(Selection)
Original system had data sent to disk. I modified it to send incoming data to OddLot Dealer, then queue in memory – overflowing to disk when memory filled – to await matching trade Report. This was a particularly felicitous design, since 70% of the incoming traffic occurred in the 1st hour and went into memory (fast). By the time memory filled, the transaction rate had dropped off, so using disk was okay – a neat mesh between software design and application behaviour. Anticipating possible future applications without this lucky circumstance, I later refined it to always queue to memory, with a lower-priority task continously rolling memory to disk so there would always be room for incoming data in memory and incoming traffic was processed at memory speed.
One of my IBM customers had paper tape cut by a Freiden Flexiwriter doing shipping paperwork. This tape went into some IBM hardware which punched cards. The cards, in turn, went into a 403 Accounting machine to generate the reports. Problem was that the layout of the forms being used in the 403 and the layout of the cards did not match very well. The customer had a bought year’s supply of nine-part, floating-carbon forms, too significant an investment to allow redesigning the form. Redesigning the card layout was impractical without redesigning the Fredien programming and probably the layout of the shipping forms, so the work had to be handled on the 403. We had to install so many extra Selectors on the 403 that IBM had to add a boost to the power supply.
It took me 3 weeks to wire the board. When I finished, only 6 of the holes on the control panel were unused and most wires were four- or five-tailed. I got it working, turned it over to the customer and went on my way on a Wednesday. On Friday, the customer decided to replace my ‘temporary’ wires with permanent wires and managed to screw it up completely. Scheduled to start a out-of-town class on Monday, I went to the customer’s office on Sunday, ripped out all the wiring and rewired it totally from memory. (In theory, I could have built a wiring diagram as documentation, but I never saw it done or even saw a blank diagram outside of Unit Record training). I gave the board back to the user and threatened him with hellfire if he touched it. He was suitably contrite, but a few weeks later called in great glee to report it was generating totals $6 too high – must be a mistake in my wiring.

(Extracted data)
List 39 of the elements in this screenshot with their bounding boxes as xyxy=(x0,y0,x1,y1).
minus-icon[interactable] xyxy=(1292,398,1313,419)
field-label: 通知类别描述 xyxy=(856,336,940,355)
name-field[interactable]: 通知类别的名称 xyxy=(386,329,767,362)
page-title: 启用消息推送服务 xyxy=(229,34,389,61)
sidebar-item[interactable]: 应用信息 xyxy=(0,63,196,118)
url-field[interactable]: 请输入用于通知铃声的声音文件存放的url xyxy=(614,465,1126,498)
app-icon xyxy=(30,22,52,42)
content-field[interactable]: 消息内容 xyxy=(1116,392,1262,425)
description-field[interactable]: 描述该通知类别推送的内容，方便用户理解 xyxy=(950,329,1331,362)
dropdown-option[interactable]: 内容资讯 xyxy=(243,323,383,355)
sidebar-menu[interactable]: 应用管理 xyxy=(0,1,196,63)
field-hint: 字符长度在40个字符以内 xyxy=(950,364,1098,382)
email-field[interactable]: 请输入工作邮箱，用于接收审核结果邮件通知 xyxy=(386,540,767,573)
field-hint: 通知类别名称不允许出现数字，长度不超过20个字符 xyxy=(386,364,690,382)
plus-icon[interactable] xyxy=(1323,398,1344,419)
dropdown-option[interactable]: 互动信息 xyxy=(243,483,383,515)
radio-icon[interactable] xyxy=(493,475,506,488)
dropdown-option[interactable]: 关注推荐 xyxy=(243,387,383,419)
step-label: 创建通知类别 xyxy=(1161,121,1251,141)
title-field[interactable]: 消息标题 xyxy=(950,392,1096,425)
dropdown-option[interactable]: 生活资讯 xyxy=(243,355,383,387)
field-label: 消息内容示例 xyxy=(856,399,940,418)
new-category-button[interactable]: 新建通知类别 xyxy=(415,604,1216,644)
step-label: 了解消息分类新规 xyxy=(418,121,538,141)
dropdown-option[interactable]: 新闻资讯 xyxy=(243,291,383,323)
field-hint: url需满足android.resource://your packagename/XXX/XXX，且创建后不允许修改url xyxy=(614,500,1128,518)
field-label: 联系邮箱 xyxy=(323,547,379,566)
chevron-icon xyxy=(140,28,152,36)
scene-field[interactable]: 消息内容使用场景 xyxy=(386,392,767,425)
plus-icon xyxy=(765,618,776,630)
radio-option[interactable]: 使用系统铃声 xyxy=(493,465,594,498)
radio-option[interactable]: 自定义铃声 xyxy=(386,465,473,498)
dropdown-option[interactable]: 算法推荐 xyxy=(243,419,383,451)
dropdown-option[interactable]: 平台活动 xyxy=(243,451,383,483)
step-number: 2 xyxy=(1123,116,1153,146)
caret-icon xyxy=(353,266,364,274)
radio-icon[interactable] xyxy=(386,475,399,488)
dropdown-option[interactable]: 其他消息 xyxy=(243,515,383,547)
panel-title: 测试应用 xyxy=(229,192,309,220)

(Set of tasks)
1. Repeat the part of the passage about early data processing work that begins at the words "One of my IBM" and ends after the words "the power supply.", copying it word for word.
2. Reproduce the listing from its first line through the line that contains "step-label: 创建通知类别 xyxy=(1161,121,1251,141)", including both of those lines.

(Problem solutions)
1.
One of my IBM customers had paper tape cut by a Freiden Flexiwriter doing shipping paperwork. This tape went into some IBM hardware which punched cards. The cards, in turn, went into a 403 Accounting machine to generate the reports. Problem was that the layout of the forms being used in the 403 and the layout of the cards did not match very well. The customer had a bought year’s supply of nine-part, floating-carbon forms, too significant an investment to allow redesigning the form. Redesigning the card layout was impractical without redesigning the Fredien programming and probably the layout of the shipping forms, so the work had to be handled on the 403. We had to install so many extra Selectors on the 403 that IBM had to add a boost to the power supply.

2.
List 39 of the elements in this screenshot with their bounding boxes as xyxy=(x0,y0,x1,y1).
minus-icon[interactable] xyxy=(1292,398,1313,419)
field-label: 通知类别描述 xyxy=(856,336,940,355)
name-field[interactable]: 通知类别的名称 xyxy=(386,329,767,362)
page-title: 启用消息推送服务 xyxy=(229,34,389,61)
sidebar-item[interactable]: 应用信息 xyxy=(0,63,196,118)
url-field[interactable]: 请输入用于通知铃声的声音文件存放的url xyxy=(614,465,1126,498)
app-icon xyxy=(30,22,52,42)
content-field[interactable]: 消息内容 xyxy=(1116,392,1262,425)
description-field[interactable]: 描述该通知类别推送的内容，方便用户理解 xyxy=(950,329,1331,362)
dropdown-option[interactable]: 内容资讯 xyxy=(243,323,383,355)
sidebar-menu[interactable]: 应用管理 xyxy=(0,1,196,63)
field-hint: 字符长度在40个字符以内 xyxy=(950,364,1098,382)
email-field[interactable]: 请输入工作邮箱，用于接收审核结果邮件通知 xyxy=(386,540,767,573)
field-hint: 通知类别名称不允许出现数字，长度不超过20个字符 xyxy=(386,364,690,382)
plus-icon[interactable] xyxy=(1323,398,1344,419)
dropdown-option[interactable]: 互动信息 xyxy=(243,483,383,515)
radio-icon[interactable] xyxy=(493,475,506,488)
dropdown-option[interactable]: 关注推荐 xyxy=(243,387,383,419)
step-label: 创建通知类别 xyxy=(1161,121,1251,141)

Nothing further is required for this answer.